SHORT TASK - Pull out from the material below all lines with "계좌입금".

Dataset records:
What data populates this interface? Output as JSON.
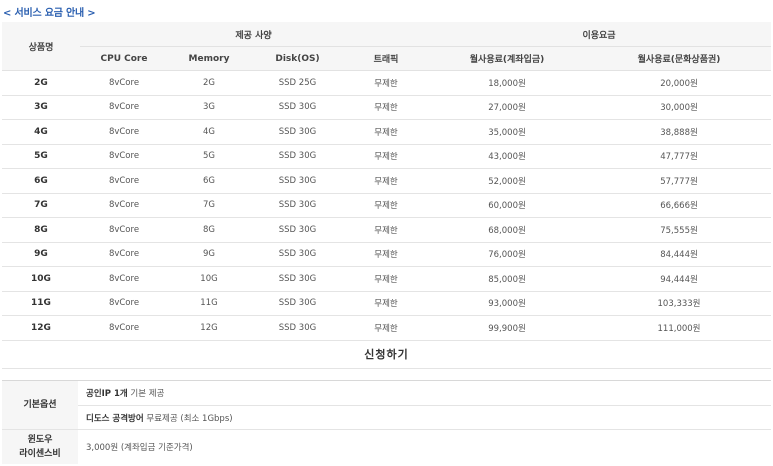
{
  "nav": {
    "back_link": "< 서비스 요금 안내 >"
  },
  "table": {
    "product_header": "상품명",
    "spec_group": "제공 사양",
    "price_group": "이용요금",
    "columns": [
      "CPU Core",
      "Memory",
      "Disk(OS)",
      "트래픽",
      "월사용료(계좌입금)",
      "월사용료(문화상품권)"
    ],
    "rows": [
      [
        "2G",
        "8vCore",
        "2G",
        "SSD 25G",
        "무제한",
        "18,000원",
        "20,000원"
      ],
      [
        "3G",
        "8vCore",
        "3G",
        "SSD 30G",
        "무제한",
        "27,000원",
        "30,000원"
      ],
      [
        "4G",
        "8vCore",
        "4G",
        "SSD 30G",
        "무제한",
        "35,000원",
        "38,888원"
      ],
      [
        "5G",
        "8vCore",
        "5G",
        "SSD 30G",
        "무제한",
        "43,000원",
        "47,777원"
      ],
      [
        "6G",
        "8vCore",
        "6G",
        "SSD 30G",
        "무제한",
        "52,000원",
        "57,777원"
      ],
      [
        "7G",
        "8vCore",
        "7G",
        "SSD 30G",
        "무제한",
        "60,000원",
        "66,666원"
      ],
      [
        "8G",
        "8vCore",
        "8G",
        "SSD 30G",
        "무제한",
        "68,000원",
        "75,555원"
      ],
      [
        "9G",
        "8vCore",
        "9G",
        "SSD 30G",
        "무제한",
        "76,000원",
        "84,444원"
      ],
      [
        "10G",
        "8vCore",
        "10G",
        "SSD 30G",
        "무제한",
        "85,000원",
        "94,444원"
      ],
      [
        "11G",
        "8vCore",
        "11G",
        "SSD 30G",
        "무제한",
        "93,000원",
        "103,333원"
      ],
      [
        "12G",
        "8vCore",
        "12G",
        "SSD 30G",
        "무제한",
        "99,900원",
        "111,000원"
      ]
    ],
    "apply_label": "신청하기"
  },
  "options": {
    "basic_label": "기본옵션",
    "basic_items": [
      {
        "bold": "공인IP 1개",
        "rest": " 기본 제공"
      },
      {
        "bold": "디도스 공격방어",
        "rest": " 무료제공 (최소 1Gbps)"
      }
    ],
    "license_label_1": "윈도우",
    "license_label_2": "라이센스비",
    "license_value": "3,000원 (계좌입금 기준가격)"
  }
}
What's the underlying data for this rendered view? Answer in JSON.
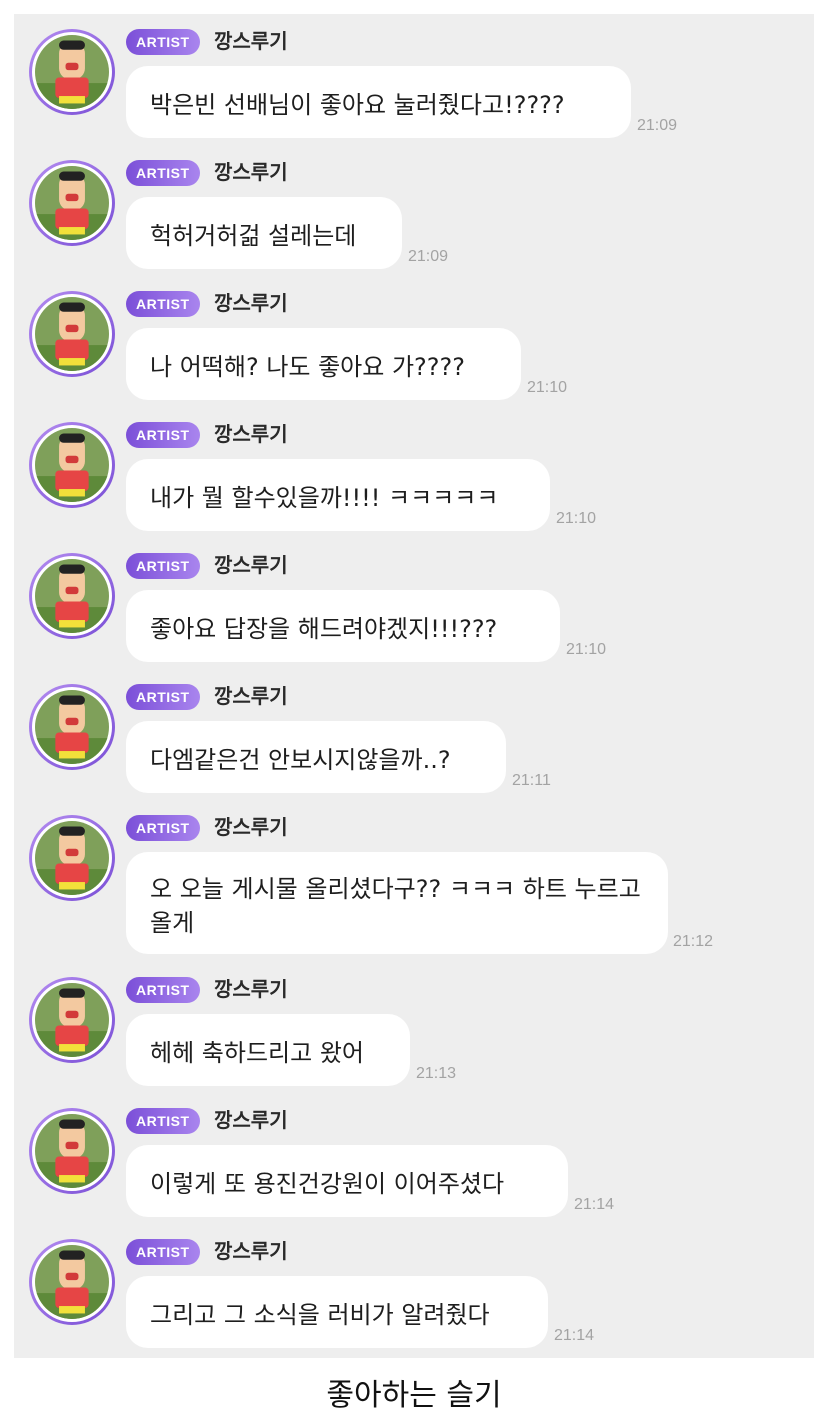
{
  "badge_label": "ARTIST",
  "author_name": "깡스루기",
  "messages": [
    {
      "text": "박은빈 선배님이 좋아요 눌러줬다고!????",
      "time": "21:09"
    },
    {
      "text": "헉허거허걺 설레는데",
      "time": "21:09"
    },
    {
      "text": "나 어떡해? 나도 좋아요 가????",
      "time": "21:10"
    },
    {
      "text": "내가 뭘 할수있을까!!!! ㅋㅋㅋㅋㅋ",
      "time": "21:10"
    },
    {
      "text": " 좋아요 답장을 해드려야겠지!!!???",
      "time": "21:10"
    },
    {
      "text": "다엠같은건 안보시지않을까..?",
      "time": "21:11"
    },
    {
      "text": "오 오늘 게시물 올리셨다구?? ㅋㅋㅋ 하트 누르고 올게",
      "time": "21:12"
    },
    {
      "text": "헤헤 축하드리고 왔어",
      "time": "21:13"
    },
    {
      "text": "이렇게 또 용진건강원이 이어주셨다",
      "time": "21:14"
    },
    {
      "text": "그리고 그 소식을 러비가 알려줬다",
      "time": "21:14"
    }
  ],
  "caption": "좋아하는 슬기",
  "colors": {
    "panel_bg": "#eeeeee",
    "bubble_bg": "#ffffff",
    "badge_gradient_start": "#7b4fd8",
    "badge_gradient_end": "#a985ee",
    "timestamp": "#a3a3a3"
  },
  "icons": {
    "avatar": "cartoon-character-avatar"
  }
}
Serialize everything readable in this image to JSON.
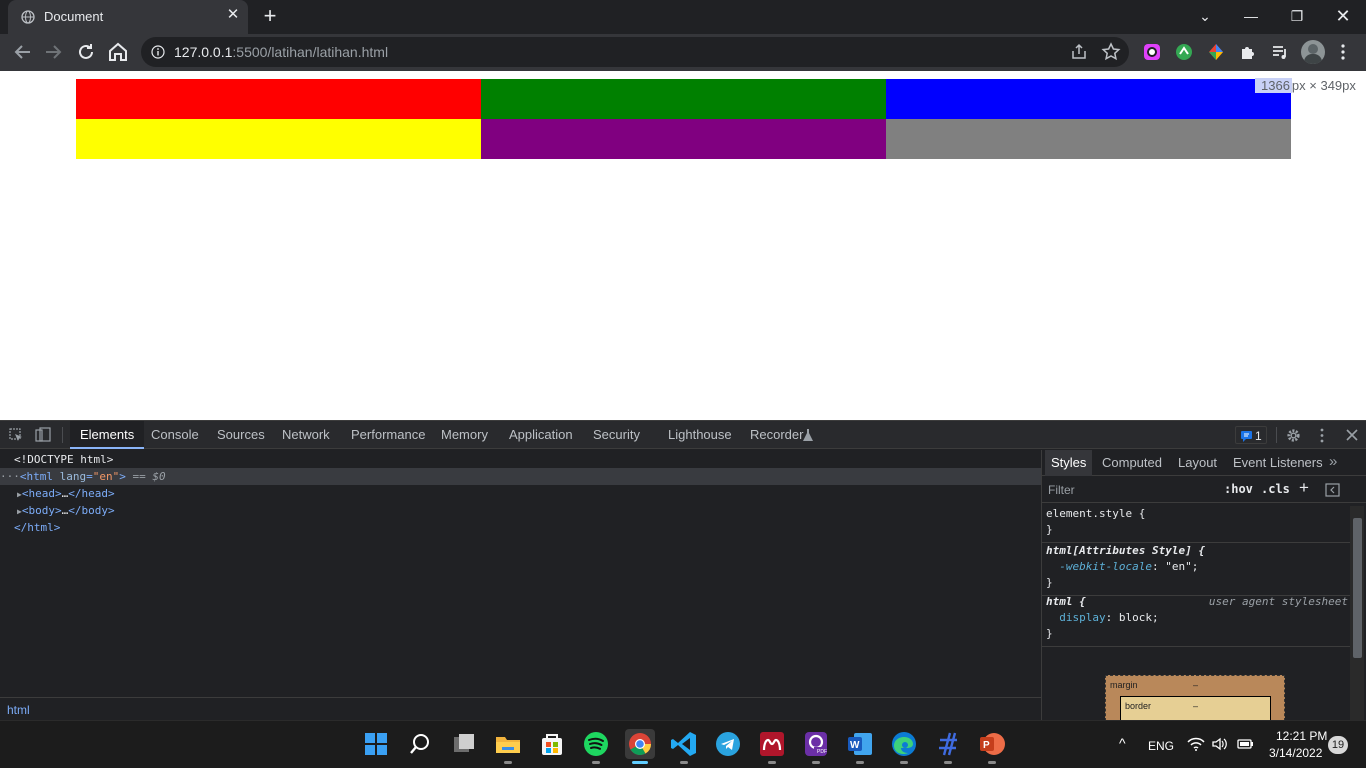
{
  "browser": {
    "tab_title": "Document",
    "new_tab_symbol": "+",
    "url_host": "127.0.0.1",
    "url_rest": ":5500/latihan/latihan.html"
  },
  "viewport": {
    "size_badge_hl": "1366",
    "size_badge_rest": "px × 349px",
    "boxes": [
      {
        "color": "#ff0000"
      },
      {
        "color": "#008000"
      },
      {
        "color": "#0000ff"
      },
      {
        "color": "#ffff00"
      },
      {
        "color": "#800080"
      },
      {
        "color": "#808080"
      }
    ]
  },
  "devtools": {
    "tabs": [
      "Elements",
      "Console",
      "Sources",
      "Network",
      "Performance",
      "Memory",
      "Application",
      "Security",
      "Lighthouse",
      "Recorder"
    ],
    "issues_count": "1",
    "dom": {
      "doctype": "<!DOCTYPE html>",
      "html_open": "<html",
      "lang_attr": "lang",
      "lang_val": "\"en\"",
      "html_close_bracket": ">",
      "selected_marker": " == $0",
      "head": "<head>",
      "head_ellipsis": "…",
      "head_close": "</head>",
      "body": "<body>",
      "body_ellipsis": "…",
      "body_close": "</body>",
      "html_end": "</html>"
    },
    "breadcrumb": "html",
    "styles_tabs": [
      "Styles",
      "Computed",
      "Layout",
      "Event Listeners"
    ],
    "filter_placeholder": "Filter",
    "hov": ":hov",
    "cls": ".cls",
    "rules": {
      "element_style": "element.style {",
      "close": "}",
      "attr_selector": "html[Attributes Style] {",
      "attr_prop": "-webkit-locale",
      "attr_val": ": \"en\";",
      "html_selector": "html {",
      "ua_source": "user agent stylesheet",
      "display_prop": "display",
      "display_val": ": block;"
    },
    "boxmodel": {
      "margin": "margin",
      "margin_val": "–",
      "border": "border",
      "border_val": "–"
    }
  },
  "taskbar": {
    "lang": "ENG",
    "time": "12:21 PM",
    "date": "3/14/2022",
    "notifications": "19"
  }
}
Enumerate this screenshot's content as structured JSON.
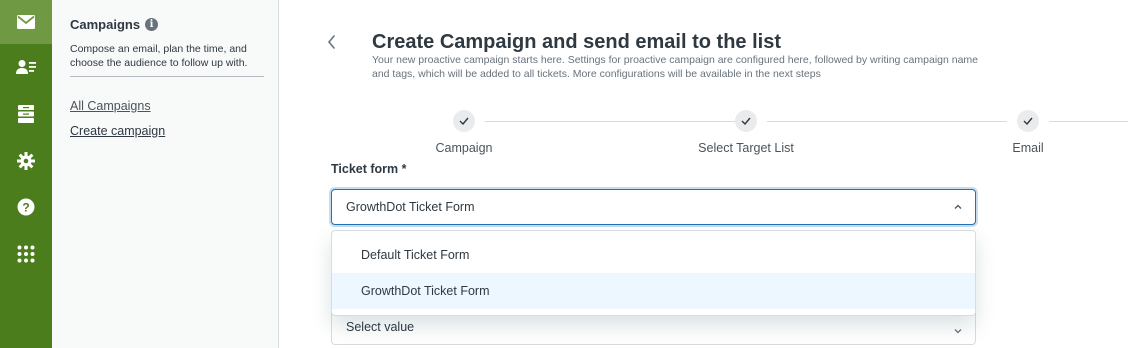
{
  "rail": {
    "items": [
      {
        "name": "campaigns-mail-icon",
        "active": true
      },
      {
        "name": "contacts-icon",
        "active": false
      },
      {
        "name": "archive-icon",
        "active": false
      },
      {
        "name": "settings-gear-icon",
        "active": false
      },
      {
        "name": "help-icon",
        "active": false
      },
      {
        "name": "apps-grid-icon",
        "active": false
      }
    ],
    "bg_color": "#4b7d1c",
    "active_color": "#6f9a43"
  },
  "sidebar": {
    "title": "Campaigns",
    "info_glyph": "i",
    "description": "Compose an email, plan the time, and choose the audience to follow up with.",
    "links": [
      {
        "label": "All Campaigns"
      },
      {
        "label": "Create campaign"
      }
    ]
  },
  "header": {
    "back_icon": "chevron-left-icon",
    "title": "Create Campaign and send email to the list",
    "subtitle": "Your new proactive campaign starts here. Settings for proactive campaign are configured here, followed by writing campaign name and tags, which will be added to all tickets. More configurations will be available in the next steps"
  },
  "stepper": {
    "steps": [
      {
        "label": "Campaign",
        "done": true
      },
      {
        "label": "Select Target List",
        "done": true
      },
      {
        "label": "Email",
        "done": true
      }
    ]
  },
  "form": {
    "ticket_form": {
      "label": "Ticket form *",
      "value": "GrowthDot Ticket Form",
      "expanded": true,
      "options": [
        {
          "label": "Default Ticket Form",
          "highlighted": false
        },
        {
          "label": "GrowthDot Ticket Form",
          "highlighted": true
        }
      ]
    },
    "next_select": {
      "value": "Select value"
    }
  },
  "colors": {
    "focus_border": "#1f73b7",
    "option_highlight": "#edf7ff"
  }
}
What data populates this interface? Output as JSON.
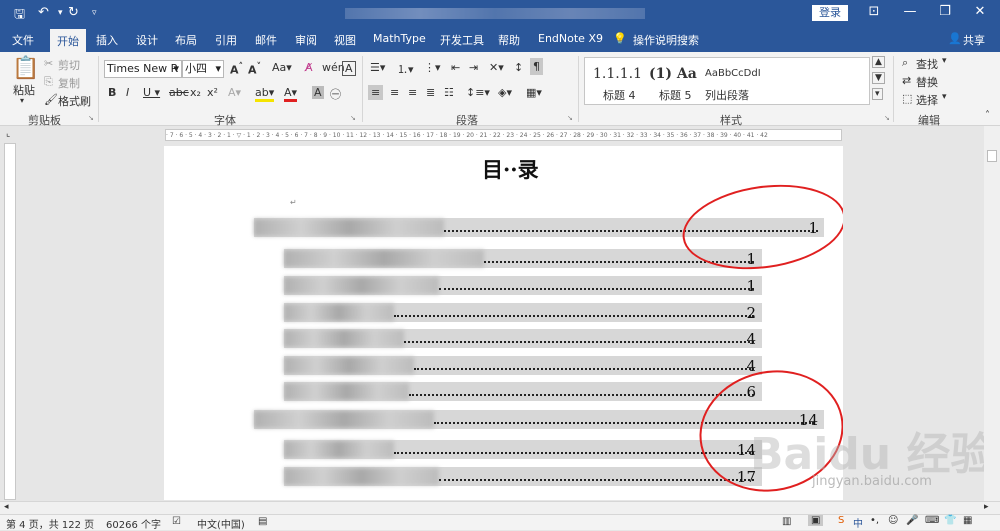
{
  "titlebar": {
    "login": "登录"
  },
  "tabs": [
    "文件",
    "开始",
    "插入",
    "设计",
    "布局",
    "引用",
    "邮件",
    "审阅",
    "视图",
    "MathType",
    "开发工具",
    "帮助",
    "EndNote X9",
    "操作说明搜索"
  ],
  "share": "共享",
  "clipboard": {
    "paste": "粘贴",
    "cut": "剪切",
    "copy": "复制",
    "format_painter": "格式刷",
    "label": "剪贴板"
  },
  "font": {
    "name": "Times New R",
    "size": "小四",
    "label": "字体"
  },
  "paragraph": {
    "label": "段落"
  },
  "styles": {
    "label": "样式",
    "items": [
      {
        "preview": "1.1.1.1",
        "name": "标题 4"
      },
      {
        "preview": "(1) AaI",
        "name": "标题 5"
      },
      {
        "preview": "AaBbCcDdI",
        "name": "列出段落"
      }
    ]
  },
  "editing": {
    "find": "查找",
    "replace": "替换",
    "select": "选择",
    "label": "编辑"
  },
  "document": {
    "title": "目··录",
    "toc": [
      {
        "page": "1"
      },
      {
        "page": "1"
      },
      {
        "page": "1"
      },
      {
        "page": "2"
      },
      {
        "page": "4"
      },
      {
        "page": "4"
      },
      {
        "page": "6"
      },
      {
        "page": "14"
      },
      {
        "page": "14"
      },
      {
        "page": "17"
      }
    ]
  },
  "status": {
    "page": "第 4 页，共 122 页",
    "words": "60266 个字",
    "lang": "中文(中国)"
  },
  "watermark": {
    "main": "Baidu 经验",
    "sub": "jingyan.baidu.com"
  },
  "colors": {
    "accent": "#2b579a",
    "annotation": "#e02020"
  }
}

ANSWER -
      "월사용료(계좌입금)",
    "license_value": "3,000원 (계좌입금 기준가격)"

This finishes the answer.